** begin Rows **

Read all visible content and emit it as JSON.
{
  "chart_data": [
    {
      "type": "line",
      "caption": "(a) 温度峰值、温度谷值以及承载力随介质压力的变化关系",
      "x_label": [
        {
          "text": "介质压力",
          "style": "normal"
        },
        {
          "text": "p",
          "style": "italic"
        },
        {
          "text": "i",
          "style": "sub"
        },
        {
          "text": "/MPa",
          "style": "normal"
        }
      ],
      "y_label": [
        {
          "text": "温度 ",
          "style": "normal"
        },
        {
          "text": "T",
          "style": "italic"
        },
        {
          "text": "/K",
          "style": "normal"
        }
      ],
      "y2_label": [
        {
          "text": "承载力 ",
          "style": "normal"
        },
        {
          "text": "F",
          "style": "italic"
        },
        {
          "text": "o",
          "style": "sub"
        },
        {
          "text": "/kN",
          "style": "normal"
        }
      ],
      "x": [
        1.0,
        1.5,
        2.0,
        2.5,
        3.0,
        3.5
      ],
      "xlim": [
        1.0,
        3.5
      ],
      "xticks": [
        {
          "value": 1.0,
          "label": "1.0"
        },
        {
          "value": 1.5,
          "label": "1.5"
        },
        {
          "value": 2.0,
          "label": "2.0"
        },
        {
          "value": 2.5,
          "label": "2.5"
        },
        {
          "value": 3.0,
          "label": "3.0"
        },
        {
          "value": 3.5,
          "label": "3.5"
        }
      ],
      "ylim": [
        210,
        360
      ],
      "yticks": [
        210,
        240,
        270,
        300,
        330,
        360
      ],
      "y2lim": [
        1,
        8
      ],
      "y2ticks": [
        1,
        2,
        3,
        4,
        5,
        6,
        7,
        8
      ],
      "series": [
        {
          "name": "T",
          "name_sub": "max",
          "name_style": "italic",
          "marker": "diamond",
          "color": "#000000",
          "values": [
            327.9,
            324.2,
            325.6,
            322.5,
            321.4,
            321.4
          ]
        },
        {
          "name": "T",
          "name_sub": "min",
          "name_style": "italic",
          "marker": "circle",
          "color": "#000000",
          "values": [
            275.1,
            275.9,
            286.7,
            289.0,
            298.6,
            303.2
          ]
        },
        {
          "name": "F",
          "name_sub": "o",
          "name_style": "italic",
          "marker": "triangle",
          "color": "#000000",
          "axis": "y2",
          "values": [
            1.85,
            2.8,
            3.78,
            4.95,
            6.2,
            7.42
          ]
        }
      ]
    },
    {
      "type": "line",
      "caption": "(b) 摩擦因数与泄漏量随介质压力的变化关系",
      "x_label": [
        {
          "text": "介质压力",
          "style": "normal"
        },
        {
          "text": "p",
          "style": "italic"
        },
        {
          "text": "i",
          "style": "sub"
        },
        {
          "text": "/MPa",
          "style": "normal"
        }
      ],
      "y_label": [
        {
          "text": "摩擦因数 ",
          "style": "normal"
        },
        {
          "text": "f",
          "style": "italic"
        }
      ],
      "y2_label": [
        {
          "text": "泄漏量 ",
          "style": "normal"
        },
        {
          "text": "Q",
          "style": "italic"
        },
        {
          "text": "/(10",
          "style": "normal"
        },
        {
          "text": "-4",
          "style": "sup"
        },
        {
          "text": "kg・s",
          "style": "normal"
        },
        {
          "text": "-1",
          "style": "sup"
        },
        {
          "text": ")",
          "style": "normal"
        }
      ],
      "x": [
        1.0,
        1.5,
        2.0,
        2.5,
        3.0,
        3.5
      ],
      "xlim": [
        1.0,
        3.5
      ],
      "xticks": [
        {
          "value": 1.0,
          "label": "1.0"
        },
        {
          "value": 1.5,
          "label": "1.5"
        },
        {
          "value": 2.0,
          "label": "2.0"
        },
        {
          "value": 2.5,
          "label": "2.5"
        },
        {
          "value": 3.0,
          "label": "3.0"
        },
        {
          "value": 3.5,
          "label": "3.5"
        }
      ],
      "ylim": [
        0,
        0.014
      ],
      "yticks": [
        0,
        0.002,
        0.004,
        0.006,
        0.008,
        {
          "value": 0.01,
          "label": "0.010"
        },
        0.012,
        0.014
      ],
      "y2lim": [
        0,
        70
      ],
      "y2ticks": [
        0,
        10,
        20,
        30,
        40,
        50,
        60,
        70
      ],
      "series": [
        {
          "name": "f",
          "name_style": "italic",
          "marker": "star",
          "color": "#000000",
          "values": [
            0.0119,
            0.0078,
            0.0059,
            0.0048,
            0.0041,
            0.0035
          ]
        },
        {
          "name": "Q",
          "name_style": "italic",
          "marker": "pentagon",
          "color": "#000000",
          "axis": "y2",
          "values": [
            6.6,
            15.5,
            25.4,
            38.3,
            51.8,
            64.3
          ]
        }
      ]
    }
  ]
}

** end Rows **

→ **Task to carry out**
Retype the data in full and match it exactly.

→ **Result of this exercise**
Read all visible content and emit it as JSON.
{
  "chart_data": [
    {
      "type": "line",
      "caption": "(a) 温度峰值、温度谷值以及承载力随介质压力的变化关系",
      "x_label": [
        {
          "text": "介质压力",
          "style": "normal"
        },
        {
          "text": "p",
          "style": "italic"
        },
        {
          "text": "i",
          "style": "sub"
        },
        {
          "text": "/MPa",
          "style": "normal"
        }
      ],
      "y_label": [
        {
          "text": "温度 ",
          "style": "normal"
        },
        {
          "text": "T",
          "style": "italic"
        },
        {
          "text": "/K",
          "style": "normal"
        }
      ],
      "y2_label": [
        {
          "text": "承载力 ",
          "style": "normal"
        },
        {
          "text": "F",
          "style": "italic"
        },
        {
          "text": "o",
          "style": "sub"
        },
        {
          "text": "/kN",
          "style": "normal"
        }
      ],
      "x": [
        1.0,
        1.5,
        2.0,
        2.5,
        3.0,
        3.5
      ],
      "xlim": [
        1.0,
        3.5
      ],
      "xticks": [
        {
          "value": 1.0,
          "label": "1.0"
        },
        {
          "value": 1.5,
          "label": "1.5"
        },
        {
          "value": 2.0,
          "label": "2.0"
        },
        {
          "value": 2.5,
          "label": "2.5"
        },
        {
          "value": 3.0,
          "label": "3.0"
        },
        {
          "value": 3.5,
          "label": "3.5"
        }
      ],
      "ylim": [
        210,
        360
      ],
      "yticks": [
        210,
        240,
        270,
        300,
        330,
        360
      ],
      "y2lim": [
        1,
        8
      ],
      "y2ticks": [
        1,
        2,
        3,
        4,
        5,
        6,
        7,
        8
      ],
      "series": [
        {
          "name": "T",
          "name_sub": "max",
          "name_style": "italic",
          "marker": "diamond",
          "color": "#000000",
          "values": [
            327.9,
            324.2,
            325.6,
            322.5,
            321.4,
            321.4
          ]
        },
        {
          "name": "T",
          "name_sub": "min",
          "name_style": "italic",
          "marker": "circle",
          "color": "#000000",
          "values": [
            275.1,
            275.9,
            286.7,
            289.0,
            298.6,
            303.2
          ]
        },
        {
          "name": "F",
          "name_sub": "o",
          "name_style": "italic",
          "marker": "triangle",
          "color": "#000000",
          "axis": "y2",
          "values": [
            1.85,
            2.8,
            3.78,
            4.95,
            6.2,
            7.42
          ]
        }
      ]
    },
    {
      "type": "line",
      "caption": "(b) 摩擦因数与泄漏量随介质压力的变化关系",
      "x_label": [
        {
          "text": "介质压力",
          "style": "normal"
        },
        {
          "text": "p",
          "style": "italic"
        },
        {
          "text": "i",
          "style": "sub"
        },
        {
          "text": "/MPa",
          "style": "normal"
        }
      ],
      "y_label": [
        {
          "text": "摩擦因数 ",
          "style": "normal"
        },
        {
          "text": "f",
          "style": "italic"
        }
      ],
      "y2_label": [
        {
          "text": "泄漏量 ",
          "style": "normal"
        },
        {
          "text": "Q",
          "style": "italic"
        },
        {
          "text": "/(10",
          "style": "normal"
        },
        {
          "text": "-4",
          "style": "sup"
        },
        {
          "text": "kg・s",
          "style": "normal"
        },
        {
          "text": "-1",
          "style": "sup"
        },
        {
          "text": ")",
          "style": "normal"
        }
      ],
      "x": [
        1.0,
        1.5,
        2.0,
        2.5,
        3.0,
        3.5
      ],
      "xlim": [
        1.0,
        3.5
      ],
      "xticks": [
        {
          "value": 1.0,
          "label": "1.0"
        },
        {
          "value": 1.5,
          "label": "1.5"
        },
        {
          "value": 2.0,
          "label": "2.0"
        },
        {
          "value": 2.5,
          "label": "2.5"
        },
        {
          "value": 3.0,
          "label": "3.0"
        },
        {
          "value": 3.5,
          "label": "3.5"
        }
      ],
      "ylim": [
        0,
        0.014
      ],
      "yticks": [
        0,
        0.002,
        0.004,
        0.006,
        0.008,
        {
          "value": 0.01,
          "label": "0.010"
        },
        0.012,
        0.014
      ],
      "y2lim": [
        0,
        70
      ],
      "y2ticks": [
        0,
        10,
        20,
        30,
        40,
        50,
        60,
        70
      ],
      "series": [
        {
          "name": "f",
          "name_style": "italic",
          "marker": "star",
          "color": "#000000",
          "values": [
            0.0119,
            0.0078,
            0.0059,
            0.0048,
            0.0041,
            0.0035
          ]
        },
        {
          "name": "Q",
          "name_style": "italic",
          "marker": "pentagon",
          "color": "#000000",
          "axis": "y2",
          "values": [
            6.6,
            15.5,
            25.4,
            38.3,
            51.8,
            64.3
          ]
        }
      ]
    }
  ]
}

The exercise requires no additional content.